Extract:

============================================================


Beans
Beans are inexpensive, low in fat and high in protein and fibre, so they are an unsurprisingly healthy addition to your diet. What’s the problem, you ask? Most beans come in cans that are lined with the chemical BPA. Too much exposure to this chemical has been linked to the onset of cancer, heart disease and early puberty. Canned beans are also high in sodium, so it’s best to soak and boil beans fresh from the market.

Dried fruits
Dried fruits are best for a quick nibble or for when you want to satisfy a sugar craving. However, make sure that they are not coated with sugar. It’s usually easy to identify these and avoid picking them up, but if you can’t tell, we suggest checking the packet before you buy it.

Apples & pears
Apples and pears are the perfect snack because they contain dietary fibre, vitamins and minerals. However, most of the vitamins and minerals such as vitamin A and C, calcium, potassium, folate and iron are found in the peel, so if you’re used to eating your fruit without the skin, you may be peeling off the nutrients as well. It’s also important to not bite into them before they’re ripe.

Broccoli
Broccoli isn’t a favourite, let alone something that people are able to stomach raw. You would normally enjoy these florets cooked with a sprinkling of salt and pepper at the very least. Although boiling broccoli may be the traditional way to cook it, this zaps its nutritional value. Consider sautéing or steaming it instead to slightly soften the stems before eating.

Strawberries
Strawberries are great sources of the immunity boosting vitamin C, with one serving containing about 51.5mg, which is almost half your daily requirement. However, slicing your strawberries means that you won’t receive as much of their vitamin content as you could. Whole strawberries contain more vitamin than sliced ones, as they lose their vitamin content when they are exposed to light and air. To get as many nutritional benefits as you possibly can, store the strawberries in the fridge, as cool temperatures help them to retain their vitamin content.

Yoghurt
You know that watery substance that you find layered over your yoghurt, which you’re so quick to pour into the sink? That’s whey and it contains protein and vitamin B12, along with minerals such as calcium and phosphorus. So, the next time you peel open a box, rather than dumping it out, give your yoghurt a quick stir in order to reap all the benefits.

============================================================

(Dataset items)

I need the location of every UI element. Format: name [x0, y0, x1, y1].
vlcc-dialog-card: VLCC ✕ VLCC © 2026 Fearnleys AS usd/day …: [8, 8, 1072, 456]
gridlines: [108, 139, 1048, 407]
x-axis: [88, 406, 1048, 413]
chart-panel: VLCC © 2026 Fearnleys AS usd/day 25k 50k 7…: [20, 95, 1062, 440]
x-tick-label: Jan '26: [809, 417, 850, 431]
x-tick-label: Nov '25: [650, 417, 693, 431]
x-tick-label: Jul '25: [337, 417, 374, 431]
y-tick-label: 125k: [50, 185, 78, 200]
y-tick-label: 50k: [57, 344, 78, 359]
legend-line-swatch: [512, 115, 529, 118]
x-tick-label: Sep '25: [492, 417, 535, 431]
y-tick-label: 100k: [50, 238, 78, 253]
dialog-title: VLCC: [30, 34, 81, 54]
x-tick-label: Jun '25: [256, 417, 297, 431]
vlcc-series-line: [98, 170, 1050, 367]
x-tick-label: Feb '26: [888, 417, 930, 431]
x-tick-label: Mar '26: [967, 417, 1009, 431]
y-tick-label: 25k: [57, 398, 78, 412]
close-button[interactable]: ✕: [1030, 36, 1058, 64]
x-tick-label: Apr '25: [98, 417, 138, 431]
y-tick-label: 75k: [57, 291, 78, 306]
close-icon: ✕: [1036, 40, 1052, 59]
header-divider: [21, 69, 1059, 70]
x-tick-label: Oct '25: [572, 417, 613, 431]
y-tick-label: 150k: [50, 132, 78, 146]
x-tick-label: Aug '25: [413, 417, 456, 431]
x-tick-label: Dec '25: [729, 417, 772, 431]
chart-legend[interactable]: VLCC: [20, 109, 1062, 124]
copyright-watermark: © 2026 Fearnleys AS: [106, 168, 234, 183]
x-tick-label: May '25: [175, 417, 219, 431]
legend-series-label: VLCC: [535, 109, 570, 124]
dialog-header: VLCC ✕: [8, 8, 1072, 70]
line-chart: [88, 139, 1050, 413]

============================================================

What this exercise asks:
(1) According to the extract on healthy foods, how much vitamin C does one serving of strawberries contain?
(2) Rewrite the paragraph beginning "Strawberries are great sources" from the extract on healthy foods as a short bulleted list.

Outputs in order:
(1) About 51.5mg, which is almost half of the daily requirement.

(2)
- Strawberries are a good source of vitamin C, which boosts immunity.
- One serving holds about 51.5mg, almost half the daily requirement.
- Whole strawberries contain more vitamin than sliced ones, because they lose vitamin content when exposed to light and air.
- Storing them in the fridge helps them retain their vitamin content.